**THE EXERCISE**
Count how many lines have the word "vobis" in them. Reply with that number by itself.

(Part of a data file)
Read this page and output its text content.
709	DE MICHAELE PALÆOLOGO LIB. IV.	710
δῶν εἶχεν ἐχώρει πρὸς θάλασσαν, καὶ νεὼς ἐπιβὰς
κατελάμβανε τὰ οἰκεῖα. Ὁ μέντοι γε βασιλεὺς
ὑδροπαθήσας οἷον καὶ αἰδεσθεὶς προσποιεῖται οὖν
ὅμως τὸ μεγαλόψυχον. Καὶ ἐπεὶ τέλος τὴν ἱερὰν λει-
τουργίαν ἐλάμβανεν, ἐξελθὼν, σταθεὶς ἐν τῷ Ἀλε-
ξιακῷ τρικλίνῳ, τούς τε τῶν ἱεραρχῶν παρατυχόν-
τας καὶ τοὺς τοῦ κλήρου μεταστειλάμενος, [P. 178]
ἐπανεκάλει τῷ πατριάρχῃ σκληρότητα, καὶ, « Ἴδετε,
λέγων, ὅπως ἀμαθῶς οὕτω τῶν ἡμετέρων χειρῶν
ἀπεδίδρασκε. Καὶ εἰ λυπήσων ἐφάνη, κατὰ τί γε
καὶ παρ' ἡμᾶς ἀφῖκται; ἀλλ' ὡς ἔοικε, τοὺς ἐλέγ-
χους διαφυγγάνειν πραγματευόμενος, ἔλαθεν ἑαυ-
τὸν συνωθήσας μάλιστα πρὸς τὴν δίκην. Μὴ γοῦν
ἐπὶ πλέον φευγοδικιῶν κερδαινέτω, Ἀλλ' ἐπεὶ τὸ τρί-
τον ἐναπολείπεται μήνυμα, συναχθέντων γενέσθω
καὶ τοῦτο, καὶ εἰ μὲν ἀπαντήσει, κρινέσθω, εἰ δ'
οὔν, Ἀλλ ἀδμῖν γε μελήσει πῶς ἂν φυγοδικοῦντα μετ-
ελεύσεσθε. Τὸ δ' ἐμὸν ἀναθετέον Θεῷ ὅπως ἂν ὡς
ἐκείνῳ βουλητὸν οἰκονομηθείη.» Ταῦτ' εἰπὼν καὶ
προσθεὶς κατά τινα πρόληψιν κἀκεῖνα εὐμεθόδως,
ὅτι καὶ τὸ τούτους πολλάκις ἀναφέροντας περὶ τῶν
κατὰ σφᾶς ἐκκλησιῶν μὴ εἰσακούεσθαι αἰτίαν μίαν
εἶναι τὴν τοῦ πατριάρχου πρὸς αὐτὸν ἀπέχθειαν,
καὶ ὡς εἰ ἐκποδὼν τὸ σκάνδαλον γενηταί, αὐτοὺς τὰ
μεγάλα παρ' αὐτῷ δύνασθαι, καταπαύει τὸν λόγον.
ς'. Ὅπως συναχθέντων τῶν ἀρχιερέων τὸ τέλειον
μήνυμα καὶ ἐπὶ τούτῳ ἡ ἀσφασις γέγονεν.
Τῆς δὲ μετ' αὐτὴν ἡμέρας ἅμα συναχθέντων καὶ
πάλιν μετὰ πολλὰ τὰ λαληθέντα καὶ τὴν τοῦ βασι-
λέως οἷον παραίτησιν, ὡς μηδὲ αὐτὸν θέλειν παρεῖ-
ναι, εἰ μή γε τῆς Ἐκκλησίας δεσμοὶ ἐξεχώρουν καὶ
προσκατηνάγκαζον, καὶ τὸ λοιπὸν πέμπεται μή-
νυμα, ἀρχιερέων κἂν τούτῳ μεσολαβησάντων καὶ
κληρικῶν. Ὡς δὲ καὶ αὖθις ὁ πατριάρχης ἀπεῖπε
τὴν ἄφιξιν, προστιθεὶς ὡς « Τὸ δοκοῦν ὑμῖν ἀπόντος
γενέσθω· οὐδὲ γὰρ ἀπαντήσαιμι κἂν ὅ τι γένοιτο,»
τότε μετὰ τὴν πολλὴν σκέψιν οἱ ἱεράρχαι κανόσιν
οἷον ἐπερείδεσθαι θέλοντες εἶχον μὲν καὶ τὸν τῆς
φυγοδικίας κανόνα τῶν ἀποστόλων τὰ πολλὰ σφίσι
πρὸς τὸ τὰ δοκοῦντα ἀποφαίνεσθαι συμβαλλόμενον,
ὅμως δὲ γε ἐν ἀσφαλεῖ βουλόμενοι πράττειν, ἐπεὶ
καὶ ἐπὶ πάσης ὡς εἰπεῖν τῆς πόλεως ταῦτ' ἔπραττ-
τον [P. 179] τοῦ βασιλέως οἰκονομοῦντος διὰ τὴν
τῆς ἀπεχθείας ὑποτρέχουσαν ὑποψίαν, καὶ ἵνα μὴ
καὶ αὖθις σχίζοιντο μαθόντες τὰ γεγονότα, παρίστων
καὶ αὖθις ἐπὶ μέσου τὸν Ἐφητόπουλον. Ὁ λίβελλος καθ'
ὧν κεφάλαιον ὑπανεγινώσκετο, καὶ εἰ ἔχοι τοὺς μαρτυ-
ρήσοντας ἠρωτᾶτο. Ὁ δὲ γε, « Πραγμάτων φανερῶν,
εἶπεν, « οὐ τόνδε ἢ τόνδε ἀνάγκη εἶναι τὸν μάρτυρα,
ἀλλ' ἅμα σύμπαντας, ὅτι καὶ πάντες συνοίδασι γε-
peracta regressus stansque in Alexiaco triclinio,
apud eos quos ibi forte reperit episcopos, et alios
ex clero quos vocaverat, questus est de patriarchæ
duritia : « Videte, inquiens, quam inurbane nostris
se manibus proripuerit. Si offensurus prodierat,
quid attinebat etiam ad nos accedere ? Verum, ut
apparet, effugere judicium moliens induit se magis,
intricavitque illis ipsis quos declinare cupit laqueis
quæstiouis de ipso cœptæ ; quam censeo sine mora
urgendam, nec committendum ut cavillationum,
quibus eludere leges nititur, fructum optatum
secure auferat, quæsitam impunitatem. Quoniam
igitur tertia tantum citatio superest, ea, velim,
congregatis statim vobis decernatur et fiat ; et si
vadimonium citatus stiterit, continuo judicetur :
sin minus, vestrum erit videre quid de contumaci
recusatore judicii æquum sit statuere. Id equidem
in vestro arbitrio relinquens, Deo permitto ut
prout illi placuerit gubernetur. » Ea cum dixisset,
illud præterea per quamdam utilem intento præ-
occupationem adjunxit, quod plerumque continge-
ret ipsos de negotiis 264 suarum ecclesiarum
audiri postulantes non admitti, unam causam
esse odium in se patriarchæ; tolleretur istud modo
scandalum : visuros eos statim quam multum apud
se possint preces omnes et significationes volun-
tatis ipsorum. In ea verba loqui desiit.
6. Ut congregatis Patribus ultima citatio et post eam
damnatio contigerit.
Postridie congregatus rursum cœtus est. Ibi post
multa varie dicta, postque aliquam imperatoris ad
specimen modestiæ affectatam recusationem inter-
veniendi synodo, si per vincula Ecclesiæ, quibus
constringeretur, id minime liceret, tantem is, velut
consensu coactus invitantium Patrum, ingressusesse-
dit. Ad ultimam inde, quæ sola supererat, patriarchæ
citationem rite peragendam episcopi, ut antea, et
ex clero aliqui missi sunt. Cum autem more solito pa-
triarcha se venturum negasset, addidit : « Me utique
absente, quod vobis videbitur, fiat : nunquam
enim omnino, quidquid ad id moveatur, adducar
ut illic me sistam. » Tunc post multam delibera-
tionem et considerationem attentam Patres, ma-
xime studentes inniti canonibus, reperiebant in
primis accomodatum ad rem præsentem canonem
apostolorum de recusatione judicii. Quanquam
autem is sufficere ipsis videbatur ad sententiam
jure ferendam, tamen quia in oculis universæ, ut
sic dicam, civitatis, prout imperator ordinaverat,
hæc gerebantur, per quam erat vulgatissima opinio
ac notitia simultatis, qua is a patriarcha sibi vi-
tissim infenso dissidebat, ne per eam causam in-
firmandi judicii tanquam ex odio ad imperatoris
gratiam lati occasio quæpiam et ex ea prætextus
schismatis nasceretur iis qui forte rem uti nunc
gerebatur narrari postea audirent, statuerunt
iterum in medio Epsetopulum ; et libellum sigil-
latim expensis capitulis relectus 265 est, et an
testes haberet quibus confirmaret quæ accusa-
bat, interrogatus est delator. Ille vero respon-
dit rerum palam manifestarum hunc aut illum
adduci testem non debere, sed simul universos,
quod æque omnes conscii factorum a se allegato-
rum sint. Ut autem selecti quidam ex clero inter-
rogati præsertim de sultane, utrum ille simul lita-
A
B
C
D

**CORRECT ANSWER**
2